* **TASK TO COMPLETE**
Extract every entry word for word.

* **INFORMATION SUPPLIED**
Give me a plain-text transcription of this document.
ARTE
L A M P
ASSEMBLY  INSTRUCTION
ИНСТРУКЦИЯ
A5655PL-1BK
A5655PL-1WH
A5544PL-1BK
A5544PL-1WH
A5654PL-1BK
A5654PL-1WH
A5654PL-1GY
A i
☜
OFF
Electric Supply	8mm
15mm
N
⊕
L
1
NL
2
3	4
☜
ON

* **COMPLETE ANSWER**
Give me a plain-text transcription of this document.
ARTE
L A M P
ASSEMBLY  INSTRUCTION
ИНСТРУКЦИЯ
A5655PL-1BK
A5655PL-1WH
A5544PL-1BK
A5544PL-1WH
A5654PL-1BK
A5654PL-1WH
A5654PL-1GY
A i
☜
OFF
Electric Supply	8mm
15mm
N
⊕
L
1
NL
2
3	4
☜
ON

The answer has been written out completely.